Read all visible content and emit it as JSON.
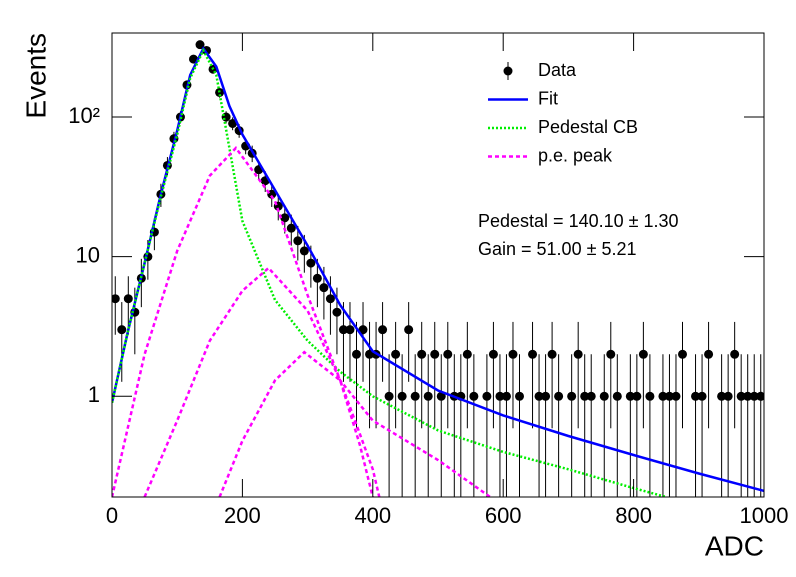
{
  "chart_data": {
    "type": "scatter",
    "xlabel": "ADC",
    "ylabel": "Events",
    "log_y": true,
    "xlim": [
      0,
      1000
    ],
    "ylim": [
      0.19,
      400
    ],
    "xticks": [
      0,
      200,
      400,
      600,
      800,
      1000
    ],
    "yticks": [
      1,
      10,
      {
        "value": 100,
        "label": "10²"
      }
    ],
    "legend": "top-right",
    "annotations": [
      "Pedestal = 140.10 ± 1.30",
      "Gain = 51.00 ± 5.21"
    ],
    "series": [
      {
        "name": "Data",
        "color": "#000000",
        "mark": "errorbar",
        "x": [
          5,
          15,
          25,
          35,
          45,
          55,
          65,
          75,
          85,
          95,
          105,
          115,
          125,
          135,
          145,
          155,
          165,
          175,
          185,
          195,
          205,
          215,
          225,
          235,
          245,
          255,
          265,
          275,
          285,
          295,
          305,
          315,
          325,
          335,
          345,
          355,
          365,
          375,
          385,
          395,
          405,
          415,
          425,
          435,
          445,
          455,
          465,
          475,
          485,
          495,
          505,
          515,
          525,
          535,
          545,
          555,
          565,
          575,
          585,
          595,
          605,
          615,
          625,
          635,
          645,
          655,
          665,
          675,
          685,
          695,
          705,
          715,
          725,
          735,
          745,
          755,
          765,
          775,
          785,
          795,
          805,
          815,
          825,
          835,
          845,
          855,
          865,
          875,
          885,
          895,
          905,
          915,
          925,
          935,
          945,
          955,
          965,
          975,
          985,
          995
        ],
        "values": [
          5,
          3,
          5,
          4,
          7,
          10,
          15,
          28,
          45,
          70,
          100,
          170,
          260,
          330,
          300,
          220,
          150,
          100,
          90,
          80,
          62,
          55,
          42,
          35,
          28,
          23,
          19,
          16,
          13,
          11,
          9,
          7,
          6,
          5,
          4,
          3,
          3,
          2,
          3,
          2,
          2,
          3,
          1,
          2,
          1,
          3,
          1,
          2,
          1,
          2,
          1,
          2,
          1,
          1,
          2,
          1,
          null,
          1,
          2,
          1,
          1,
          2,
          1,
          null,
          2,
          1,
          1,
          2,
          1,
          null,
          1,
          2,
          1,
          1,
          null,
          1,
          2,
          1,
          null,
          1,
          1,
          2,
          1,
          null,
          1,
          1,
          1,
          2,
          null,
          1,
          1,
          2,
          null,
          1,
          1,
          2,
          1,
          1,
          1,
          1
        ],
        "errors": [
          2.24,
          1.73,
          2.24,
          2,
          2.65,
          3.16,
          3.87,
          5.29,
          6.71,
          8.37,
          10,
          13.04,
          16.12,
          18.17,
          17.32,
          14.83,
          12.25,
          10,
          9.49,
          8.94,
          7.87,
          7.42,
          6.48,
          5.92,
          5.29,
          4.8,
          4.36,
          4,
          3.61,
          3.32,
          3,
          2.65,
          2.45,
          2.24,
          2,
          1.73,
          1.73,
          1.41,
          1.73,
          1.41,
          1.41,
          1.73,
          1,
          1.41,
          1,
          1.73,
          1,
          1.41,
          1,
          1.41,
          1,
          1.41,
          1,
          1,
          1.41,
          1,
          null,
          1,
          1.41,
          1,
          1,
          1.41,
          1,
          null,
          1.41,
          1,
          1,
          1.41,
          1,
          null,
          1,
          1.41,
          1,
          1,
          null,
          1,
          1.41,
          1,
          null,
          1,
          1,
          1.41,
          1,
          null,
          1,
          1,
          1,
          1.41,
          null,
          1,
          1,
          1.41,
          null,
          1,
          1,
          1.41,
          1,
          1,
          1,
          1
        ]
      },
      {
        "name": "Fit",
        "color": "#0000ff",
        "mark": "line",
        "pieces": [
          {
            "x": [
              0,
              25,
              50,
              75,
              100,
              120,
              140,
              160,
              180,
              200,
              250,
              300,
              350,
              400,
              500,
              600,
              700,
              800,
              900,
              1000
            ],
            "values": [
              0.9,
              3,
              9,
              28,
              80,
              200,
              310,
              230,
              120,
              75,
              30,
              12,
              4.5,
              2.1,
              1.1,
              0.73,
              0.52,
              0.38,
              0.28,
              0.21
            ]
          }
        ]
      },
      {
        "name": "Pedestal CB",
        "color": "#00ee00",
        "mark": "dotted",
        "pieces": [
          {
            "x": [
              0,
              25,
              50,
              75,
              100,
              120,
              140,
              160,
              180,
              200,
              250,
              300,
              350,
              400,
              500,
              600,
              700,
              800,
              850
            ],
            "values": [
              0.9,
              3,
              9,
              27,
              75,
              190,
              300,
              200,
              60,
              18,
              4.9,
              2.5,
              1.5,
              1,
              0.57,
              0.4,
              0.3,
              0.22,
              0.19
            ]
          }
        ]
      },
      {
        "name": "p.e. peak",
        "color": "#ff00ff",
        "mark": "dashed",
        "pieces": [
          {
            "x": [
              0,
              50,
              100,
              150,
              190,
              250,
              300,
              350,
              400,
              500,
              580
            ],
            "values": [
              0.19,
              2,
              11,
              38,
              60,
              25,
              5.3,
              1.3,
              0.67,
              0.35,
              0.19
            ]
          },
          {
            "x": [
              50,
              100,
              150,
              200,
              240,
              300,
              350,
              400,
              410
            ],
            "values": [
              0.19,
              0.67,
              2.5,
              5.7,
              8.3,
              4.1,
              1.3,
              0.3,
              0.19
            ]
          },
          {
            "x": [
              165,
              200,
              250,
              295,
              350,
              380,
              400
            ],
            "values": [
              0.19,
              0.48,
              1.3,
              2.07,
              1.3,
              0.45,
              0.19
            ]
          }
        ]
      }
    ]
  }
}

> [Given exercise] Reproduce all entries exactly. Pictures do not belong in the copy.

> [Problem solution]
Read all visible content and emit it as JSON.
{
  "chart_data": {
    "type": "scatter",
    "xlabel": "ADC",
    "ylabel": "Events",
    "log_y": true,
    "xlim": [
      0,
      1000
    ],
    "ylim": [
      0.19,
      400
    ],
    "xticks": [
      0,
      200,
      400,
      600,
      800,
      1000
    ],
    "yticks": [
      1,
      10,
      {
        "value": 100,
        "label": "10²"
      }
    ],
    "legend": "top-right",
    "annotations": [
      "Pedestal = 140.10 ± 1.30",
      "Gain = 51.00 ± 5.21"
    ],
    "series": [
      {
        "name": "Data",
        "color": "#000000",
        "mark": "errorbar",
        "x": [
          5,
          15,
          25,
          35,
          45,
          55,
          65,
          75,
          85,
          95,
          105,
          115,
          125,
          135,
          145,
          155,
          165,
          175,
          185,
          195,
          205,
          215,
          225,
          235,
          245,
          255,
          265,
          275,
          285,
          295,
          305,
          315,
          325,
          335,
          345,
          355,
          365,
          375,
          385,
          395,
          405,
          415,
          425,
          435,
          445,
          455,
          465,
          475,
          485,
          495,
          505,
          515,
          525,
          535,
          545,
          555,
          565,
          575,
          585,
          595,
          605,
          615,
          625,
          635,
          645,
          655,
          665,
          675,
          685,
          695,
          705,
          715,
          725,
          735,
          745,
          755,
          765,
          775,
          785,
          795,
          805,
          815,
          825,
          835,
          845,
          855,
          865,
          875,
          885,
          895,
          905,
          915,
          925,
          935,
          945,
          955,
          965,
          975,
          985,
          995
        ],
        "values": [
          5,
          3,
          5,
          4,
          7,
          10,
          15,
          28,
          45,
          70,
          100,
          170,
          260,
          330,
          300,
          220,
          150,
          100,
          90,
          80,
          62,
          55,
          42,
          35,
          28,
          23,
          19,
          16,
          13,
          11,
          9,
          7,
          6,
          5,
          4,
          3,
          3,
          2,
          3,
          2,
          2,
          3,
          1,
          2,
          1,
          3,
          1,
          2,
          1,
          2,
          1,
          2,
          1,
          1,
          2,
          1,
          null,
          1,
          2,
          1,
          1,
          2,
          1,
          null,
          2,
          1,
          1,
          2,
          1,
          null,
          1,
          2,
          1,
          1,
          null,
          1,
          2,
          1,
          null,
          1,
          1,
          2,
          1,
          null,
          1,
          1,
          1,
          2,
          null,
          1,
          1,
          2,
          null,
          1,
          1,
          2,
          1,
          1,
          1,
          1
        ],
        "errors": [
          2.24,
          1.73,
          2.24,
          2,
          2.65,
          3.16,
          3.87,
          5.29,
          6.71,
          8.37,
          10,
          13.04,
          16.12,
          18.17,
          17.32,
          14.83,
          12.25,
          10,
          9.49,
          8.94,
          7.87,
          7.42,
          6.48,
          5.92,
          5.29,
          4.8,
          4.36,
          4,
          3.61,
          3.32,
          3,
          2.65,
          2.45,
          2.24,
          2,
          1.73,
          1.73,
          1.41,
          1.73,
          1.41,
          1.41,
          1.73,
          1,
          1.41,
          1,
          1.73,
          1,
          1.41,
          1,
          1.41,
          1,
          1.41,
          1,
          1,
          1.41,
          1,
          null,
          1,
          1.41,
          1,
          1,
          1.41,
          1,
          null,
          1.41,
          1,
          1,
          1.41,
          1,
          null,
          1,
          1.41,
          1,
          1,
          null,
          1,
          1.41,
          1,
          null,
          1,
          1,
          1.41,
          1,
          null,
          1,
          1,
          1,
          1.41,
          null,
          1,
          1,
          1.41,
          null,
          1,
          1,
          1.41,
          1,
          1,
          1,
          1
        ]
      },
      {
        "name": "Fit",
        "color": "#0000ff",
        "mark": "line",
        "pieces": [
          {
            "x": [
              0,
              25,
              50,
              75,
              100,
              120,
              140,
              160,
              180,
              200,
              250,
              300,
              350,
              400,
              500,
              600,
              700,
              800,
              900,
              1000
            ],
            "values": [
              0.9,
              3,
              9,
              28,
              80,
              200,
              310,
              230,
              120,
              75,
              30,
              12,
              4.5,
              2.1,
              1.1,
              0.73,
              0.52,
              0.38,
              0.28,
              0.21
            ]
          }
        ]
      },
      {
        "name": "Pedestal CB",
        "color": "#00ee00",
        "mark": "dotted",
        "pieces": [
          {
            "x": [
              0,
              25,
              50,
              75,
              100,
              120,
              140,
              160,
              180,
              200,
              250,
              300,
              350,
              400,
              500,
              600,
              700,
              800,
              850
            ],
            "values": [
              0.9,
              3,
              9,
              27,
              75,
              190,
              300,
              200,
              60,
              18,
              4.9,
              2.5,
              1.5,
              1,
              0.57,
              0.4,
              0.3,
              0.22,
              0.19
            ]
          }
        ]
      },
      {
        "name": "p.e. peak",
        "color": "#ff00ff",
        "mark": "dashed",
        "pieces": [
          {
            "x": [
              0,
              50,
              100,
              150,
              190,
              250,
              300,
              350,
              400,
              500,
              580
            ],
            "values": [
              0.19,
              2,
              11,
              38,
              60,
              25,
              5.3,
              1.3,
              0.67,
              0.35,
              0.19
            ]
          },
          {
            "x": [
              50,
              100,
              150,
              200,
              240,
              300,
              350,
              400,
              410
            ],
            "values": [
              0.19,
              0.67,
              2.5,
              5.7,
              8.3,
              4.1,
              1.3,
              0.3,
              0.19
            ]
          },
          {
            "x": [
              165,
              200,
              250,
              295,
              350,
              380,
              400
            ],
            "values": [
              0.19,
              0.48,
              1.3,
              2.07,
              1.3,
              0.45,
              0.19
            ]
          }
        ]
      }
    ]
  }
}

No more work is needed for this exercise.